[Stored data entries]
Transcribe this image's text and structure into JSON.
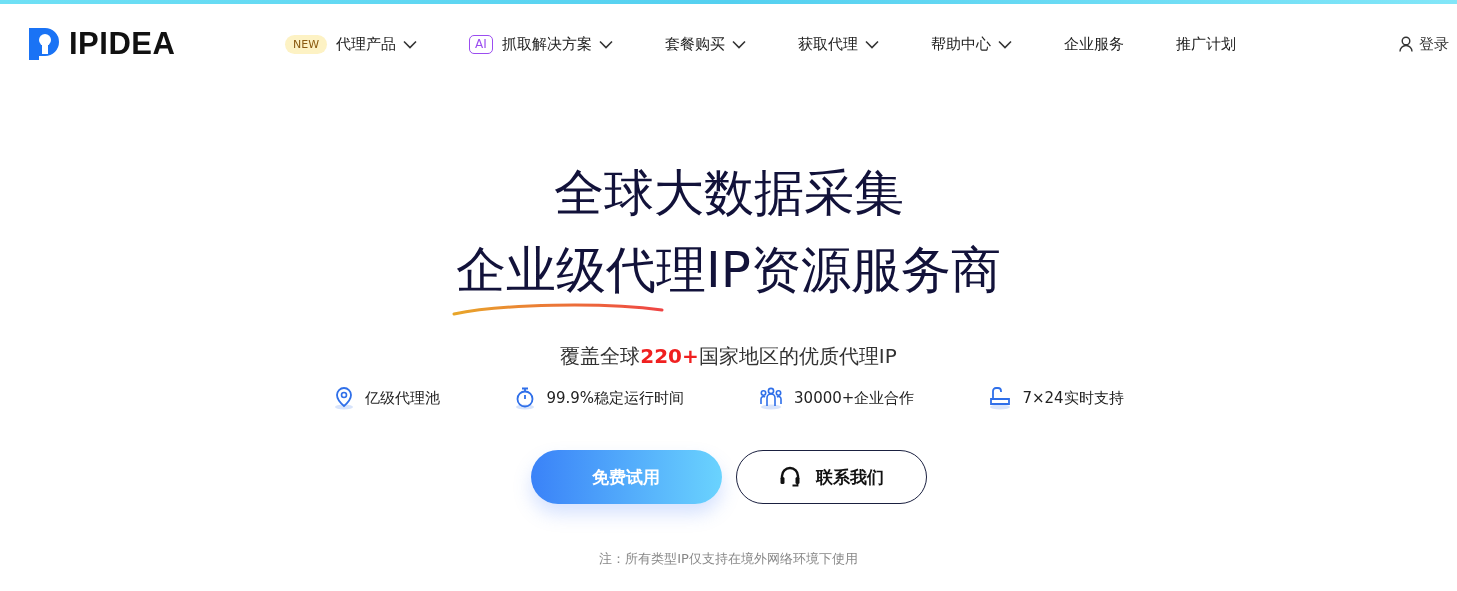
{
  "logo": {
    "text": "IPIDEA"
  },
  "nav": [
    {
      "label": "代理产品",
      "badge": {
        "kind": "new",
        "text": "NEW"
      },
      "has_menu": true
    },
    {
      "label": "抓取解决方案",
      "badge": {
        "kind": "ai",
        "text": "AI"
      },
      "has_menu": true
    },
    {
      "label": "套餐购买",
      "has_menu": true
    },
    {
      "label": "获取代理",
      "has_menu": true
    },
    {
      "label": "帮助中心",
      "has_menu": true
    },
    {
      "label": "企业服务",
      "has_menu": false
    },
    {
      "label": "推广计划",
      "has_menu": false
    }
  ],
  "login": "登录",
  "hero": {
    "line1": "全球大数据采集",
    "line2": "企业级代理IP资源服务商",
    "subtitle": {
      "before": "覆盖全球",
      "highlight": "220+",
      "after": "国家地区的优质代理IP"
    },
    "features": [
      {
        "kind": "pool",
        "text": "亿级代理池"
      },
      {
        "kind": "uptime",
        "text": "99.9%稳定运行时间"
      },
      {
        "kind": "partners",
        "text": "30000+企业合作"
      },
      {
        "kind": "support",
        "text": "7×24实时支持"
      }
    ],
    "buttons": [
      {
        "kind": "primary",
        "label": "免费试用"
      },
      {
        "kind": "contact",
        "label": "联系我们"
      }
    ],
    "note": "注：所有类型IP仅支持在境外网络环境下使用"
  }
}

▶ **Set exercise**: In your copy of the listing above, reproduce each line exactly and omit all pictures.

▶ **Reply**:
Transcribe this image's text and structure into JSON.
{
  "logo": {
    "text": "IPIDEA"
  },
  "nav": [
    {
      "label": "代理产品",
      "badge": {
        "kind": "new",
        "text": "NEW"
      },
      "has_menu": true
    },
    {
      "label": "抓取解决方案",
      "badge": {
        "kind": "ai",
        "text": "AI"
      },
      "has_menu": true
    },
    {
      "label": "套餐购买",
      "has_menu": true
    },
    {
      "label": "获取代理",
      "has_menu": true
    },
    {
      "label": "帮助中心",
      "has_menu": true
    },
    {
      "label": "企业服务",
      "has_menu": false
    },
    {
      "label": "推广计划",
      "has_menu": false
    }
  ],
  "login": "登录",
  "hero": {
    "line1": "全球大数据采集",
    "line2": "企业级代理IP资源服务商",
    "subtitle": {
      "before": "覆盖全球",
      "highlight": "220+",
      "after": "国家地区的优质代理IP"
    },
    "features": [
      {
        "kind": "pool",
        "text": "亿级代理池"
      },
      {
        "kind": "uptime",
        "text": "99.9%稳定运行时间"
      },
      {
        "kind": "partners",
        "text": "30000+企业合作"
      },
      {
        "kind": "support",
        "text": "7×24实时支持"
      }
    ],
    "buttons": [
      {
        "kind": "primary",
        "label": "免费试用"
      },
      {
        "kind": "contact",
        "label": "联系我们"
      }
    ],
    "note": "注：所有类型IP仅支持在境外网络环境下使用"
  }
}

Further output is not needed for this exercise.